* Supplied material
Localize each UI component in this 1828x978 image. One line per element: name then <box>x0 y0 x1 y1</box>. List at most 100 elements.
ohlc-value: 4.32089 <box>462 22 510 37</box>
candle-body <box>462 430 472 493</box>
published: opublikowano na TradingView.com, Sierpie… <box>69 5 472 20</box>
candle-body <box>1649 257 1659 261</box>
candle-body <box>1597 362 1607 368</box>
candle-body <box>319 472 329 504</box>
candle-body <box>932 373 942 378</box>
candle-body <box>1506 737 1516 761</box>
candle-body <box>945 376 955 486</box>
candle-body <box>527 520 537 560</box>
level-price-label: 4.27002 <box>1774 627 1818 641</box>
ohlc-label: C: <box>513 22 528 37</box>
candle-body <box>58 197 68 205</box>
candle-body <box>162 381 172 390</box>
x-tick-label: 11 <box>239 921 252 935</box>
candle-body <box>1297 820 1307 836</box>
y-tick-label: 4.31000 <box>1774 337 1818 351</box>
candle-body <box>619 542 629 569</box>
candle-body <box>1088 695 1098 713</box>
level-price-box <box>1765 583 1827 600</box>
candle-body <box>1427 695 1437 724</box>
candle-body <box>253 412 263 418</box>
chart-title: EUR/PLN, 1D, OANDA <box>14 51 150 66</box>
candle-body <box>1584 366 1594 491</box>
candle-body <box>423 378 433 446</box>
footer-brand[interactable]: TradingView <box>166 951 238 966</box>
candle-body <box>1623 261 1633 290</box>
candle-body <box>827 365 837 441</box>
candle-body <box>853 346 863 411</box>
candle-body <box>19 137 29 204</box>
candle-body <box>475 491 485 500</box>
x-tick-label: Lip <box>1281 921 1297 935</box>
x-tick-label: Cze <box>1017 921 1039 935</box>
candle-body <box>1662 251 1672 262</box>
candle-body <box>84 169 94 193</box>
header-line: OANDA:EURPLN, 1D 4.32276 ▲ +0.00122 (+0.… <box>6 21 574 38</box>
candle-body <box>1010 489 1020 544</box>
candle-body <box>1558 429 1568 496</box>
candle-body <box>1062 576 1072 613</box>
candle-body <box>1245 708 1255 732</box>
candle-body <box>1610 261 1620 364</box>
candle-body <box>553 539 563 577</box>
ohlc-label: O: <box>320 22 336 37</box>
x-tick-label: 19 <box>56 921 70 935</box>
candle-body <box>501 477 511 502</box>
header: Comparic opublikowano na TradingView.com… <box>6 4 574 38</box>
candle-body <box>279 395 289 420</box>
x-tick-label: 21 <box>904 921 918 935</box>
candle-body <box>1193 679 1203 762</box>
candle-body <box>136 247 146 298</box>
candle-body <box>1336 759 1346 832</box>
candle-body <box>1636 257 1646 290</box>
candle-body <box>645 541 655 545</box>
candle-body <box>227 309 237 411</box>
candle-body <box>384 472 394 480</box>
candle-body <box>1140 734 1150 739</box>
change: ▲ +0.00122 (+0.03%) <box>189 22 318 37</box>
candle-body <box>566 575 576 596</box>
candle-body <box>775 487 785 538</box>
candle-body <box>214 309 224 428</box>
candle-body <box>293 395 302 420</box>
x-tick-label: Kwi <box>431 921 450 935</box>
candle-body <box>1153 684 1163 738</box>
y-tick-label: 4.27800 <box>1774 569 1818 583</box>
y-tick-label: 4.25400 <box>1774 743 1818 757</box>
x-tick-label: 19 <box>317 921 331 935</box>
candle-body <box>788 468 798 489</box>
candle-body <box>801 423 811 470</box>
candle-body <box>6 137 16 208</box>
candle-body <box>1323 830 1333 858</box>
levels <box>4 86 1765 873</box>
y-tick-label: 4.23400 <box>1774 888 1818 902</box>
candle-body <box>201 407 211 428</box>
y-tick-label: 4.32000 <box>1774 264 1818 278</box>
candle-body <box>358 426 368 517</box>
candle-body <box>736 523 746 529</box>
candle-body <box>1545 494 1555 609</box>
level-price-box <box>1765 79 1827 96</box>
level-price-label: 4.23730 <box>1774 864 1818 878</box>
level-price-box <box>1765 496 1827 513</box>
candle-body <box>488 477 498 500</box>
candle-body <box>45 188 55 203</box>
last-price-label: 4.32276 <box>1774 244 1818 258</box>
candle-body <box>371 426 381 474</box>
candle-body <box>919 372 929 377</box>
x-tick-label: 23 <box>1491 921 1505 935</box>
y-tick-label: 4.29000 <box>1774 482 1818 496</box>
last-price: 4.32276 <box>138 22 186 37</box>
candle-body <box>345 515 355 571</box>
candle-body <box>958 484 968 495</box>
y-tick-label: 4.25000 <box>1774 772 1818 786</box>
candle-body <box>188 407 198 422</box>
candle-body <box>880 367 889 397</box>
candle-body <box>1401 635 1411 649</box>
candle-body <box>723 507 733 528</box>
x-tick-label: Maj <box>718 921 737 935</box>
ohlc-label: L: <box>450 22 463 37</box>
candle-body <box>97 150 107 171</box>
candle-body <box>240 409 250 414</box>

* Short exercise
Copy the entries above word for word, starting with the first line and ending with the line that contains "candle-body <box>1506 737 1516 761</box>", which is included.

* Response
Localize each UI component in this 1828x978 image. One line per element: name then <box>x0 y0 x1 y1</box>. List at most 100 elements.
ohlc-value: 4.32089 <box>462 22 510 37</box>
candle-body <box>462 430 472 493</box>
published: opublikowano na TradingView.com, Sierpie… <box>69 5 472 20</box>
candle-body <box>1649 257 1659 261</box>
candle-body <box>1597 362 1607 368</box>
candle-body <box>319 472 329 504</box>
candle-body <box>932 373 942 378</box>
candle-body <box>1506 737 1516 761</box>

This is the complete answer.